__Short exercise A__. Copy the part of the PC troubleshooting post between "so must be PSU" and "case heating issue.", inclusive.

__Extract to read__.
· · ·

Been having on an off issues with a 8 year old PC that has been continiously upgraded.
Update 1: Seems GPU is fine.
—> Placed GTX 1650 low power card in problem PC. Still crashed. doesn't use 6 pin power
—> Placed GTX 960 in the full tower (usually a GTX 1070) and it worked fine on heavenly bench, steam bench, and playing Fortnite.
so must be PSU or MB. No used PSUs for sale… unsure if I should buy a good PSU to test/keep for future, as I may just buy a pre-built system (don't want to deal with component warranty issues).
Issue, on heavy GPU load, the screen blacks out. Display driver fails and PC has to be hard reset. Lately I run with both sides of the covers removed too, just in case, so likely not a case heating issue.
Put on new thermal paste for CPU and GPU and changed slots etc and for a short while that seemed to work, but now not working. I have 3 kids and they each have a PC, so I have another PC I can test things with.

· · ·

__Information shown__.
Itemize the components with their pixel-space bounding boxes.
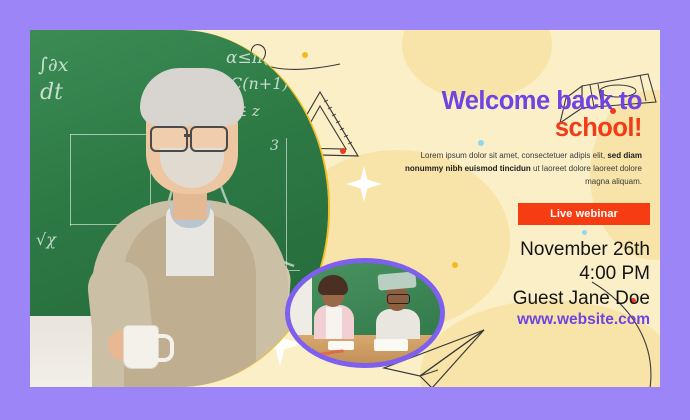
event-guest: Guest Jane Doe — [380, 287, 650, 311]
event-date: November 26th — [380, 238, 650, 262]
website-link[interactable]: www.website.com — [380, 311, 650, 329]
body-copy-part2: ut laoreet dolore laoreet dolore magna a… — [531, 164, 642, 186]
event-time: 4:00 PM — [380, 262, 650, 286]
chalk-line-left — [70, 134, 71, 226]
page-title: Welcome back to school! — [360, 88, 642, 141]
banner-card: ∫∂x d𝑡 α≤π(n) C(n+1) ∈ z 3 √χ — [30, 30, 660, 387]
live-webinar-button[interactable]: Live webinar — [518, 203, 650, 225]
dot-red-mid — [340, 148, 346, 154]
student-one-hair — [318, 275, 348, 295]
body-copy: Lorem ipsum dolor sit amet, consectetuer… — [402, 150, 642, 189]
banner-root: ∫∂x d𝑡 α≤π(n) C(n+1) ∈ z 3 √χ — [0, 0, 690, 420]
coffee-mug-handle — [156, 334, 174, 362]
event-details: November 26th 4:00 PM Guest Jane Doe — [380, 238, 650, 311]
teacher-hair — [140, 68, 244, 126]
headline-line-1: Welcome back to — [360, 88, 642, 115]
coffee-mug — [124, 326, 158, 368]
teacher-glasses-right — [190, 126, 228, 152]
headline-line-2: school! — [360, 115, 642, 142]
teacher-glasses-bridge — [184, 134, 192, 137]
body-copy-part1: Lorem ipsum dolor sit amet, consectetuer… — [421, 151, 608, 160]
student-one-shirt — [326, 307, 342, 339]
teacher-photo-image: ∫∂x d𝑡 α≤π(n) C(n+1) ∈ z 3 √χ — [30, 30, 328, 387]
teacher-photo: ∫∂x d𝑡 α≤π(n) C(n+1) ∈ z 3 √χ — [30, 30, 330, 387]
content-column: Welcome back to school! Lorem ipsum dolo… — [360, 30, 660, 387]
teacher-glasses-left — [150, 126, 188, 152]
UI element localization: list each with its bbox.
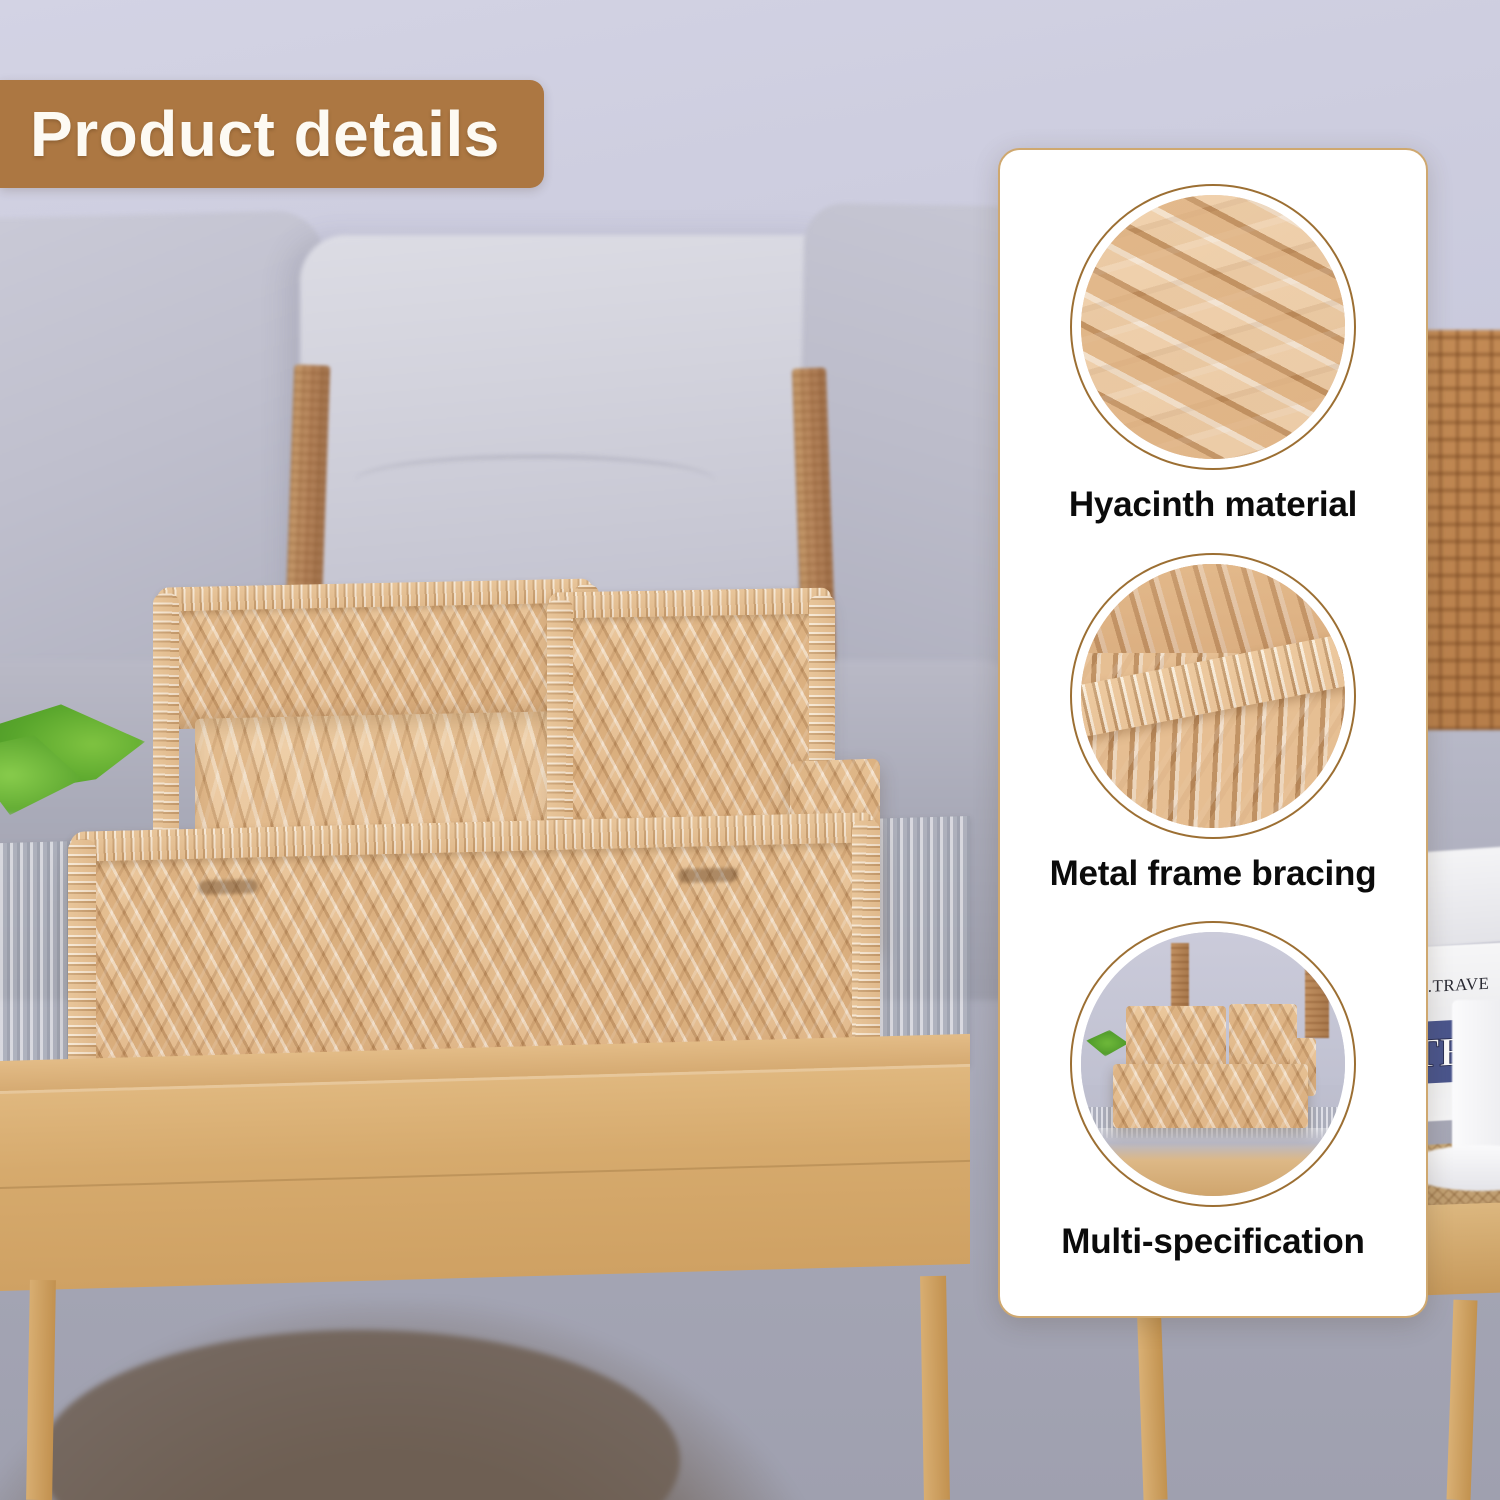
basket-set-photo-icon	[1081, 932, 1345, 1196]
feature-label-1: Hyacinth material	[1069, 486, 1357, 525]
basket-front-right-post	[852, 820, 880, 1071]
feature-highlights-card: Hyacinth material Metal frame bracing	[998, 148, 1428, 1318]
page-title: Product details	[30, 102, 500, 166]
basket-front-left-post	[68, 839, 96, 1090]
feature-circle-frame-1	[1070, 184, 1356, 470]
product-details-banner: Product details	[0, 80, 544, 188]
basket-rim-closeup-icon	[1081, 564, 1345, 828]
feature-item-metal-frame-bracing: Metal frame bracing	[1000, 553, 1426, 922]
feature-circle-frame-2	[1070, 553, 1356, 839]
table-leg-right	[920, 1276, 950, 1500]
basket-back-wall	[165, 591, 585, 730]
feature-circle-frame-3	[1070, 921, 1356, 1207]
feature-label-2: Metal frame bracing	[1050, 855, 1377, 894]
feature-item-hyacinth-material: Hyacinth material	[1000, 184, 1426, 553]
basket-small-rim	[549, 588, 831, 619]
handle-cutout-left	[198, 879, 258, 894]
table-leg-left	[26, 1280, 56, 1500]
hyacinth-weave-closeup-icon	[1081, 195, 1345, 459]
coffee-cup	[1452, 1000, 1500, 1160]
feature-item-multi-specification: Multi-specification	[1000, 921, 1426, 1290]
handle-cutout-right	[678, 868, 738, 883]
feature-label-3: Multi-specification	[1061, 1223, 1364, 1262]
product-detail-image: P.L.TRAVE TE	[0, 0, 1500, 1500]
table-apron	[0, 1064, 970, 1292]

· · ·

__Short exercise B__. In the rows, rewrite the lines between the one holding "932, 1345, 1196]" and the last row, inclusive, swapping "table" for "desk" and changing nothing else. Give only those lines.

__Task result A__.
so must be PSU or MB. No used PSUs for sale… unsure if I should buy a good PSU to test/keep for future, as I may just buy a pre-built system (don't want to deal with component warranty issues).
Issue, on heavy GPU load, the screen blacks out. Display driver fails and PC has to be hard reset. Lately I run with both sides of the covers removed too, just in case, so likely not a case heating issue.

__Task result B__.
basket-set-photo-icon	[1081, 932, 1345, 1196]
feature-label-1: Hyacinth material	[1069, 486, 1357, 525]
basket-front-right-post	[852, 820, 880, 1071]
feature-highlights-card: Hyacinth material Metal frame bracing	[998, 148, 1428, 1318]
page-title: Product details	[30, 102, 500, 166]
basket-front-left-post	[68, 839, 96, 1090]
feature-circle-frame-1	[1070, 184, 1356, 470]
product-details-banner: Product details	[0, 80, 544, 188]
basket-rim-closeup-icon	[1081, 564, 1345, 828]
feature-item-metal-frame-bracing: Metal frame bracing	[1000, 553, 1426, 922]
feature-circle-frame-2	[1070, 553, 1356, 839]
desk-leg-right	[920, 1276, 950, 1500]
basket-back-wall	[165, 591, 585, 730]
feature-circle-frame-3	[1070, 921, 1356, 1207]
feature-label-2: Metal frame bracing	[1050, 855, 1377, 894]
feature-item-hyacinth-material: Hyacinth material	[1000, 184, 1426, 553]
basket-small-rim	[549, 588, 831, 619]
handle-cutout-left	[198, 879, 258, 894]
desk-leg-left	[26, 1280, 56, 1500]
hyacinth-weave-closeup-icon	[1081, 195, 1345, 459]
coffee-cup	[1452, 1000, 1500, 1160]
feature-item-multi-specification: Multi-specification	[1000, 921, 1426, 1290]
handle-cutout-right	[678, 868, 738, 883]
feature-label-3: Multi-specification	[1061, 1223, 1364, 1262]
product-detail-image: P.L.TRAVE TE	[0, 0, 1500, 1500]
desk-apron	[0, 1064, 970, 1292]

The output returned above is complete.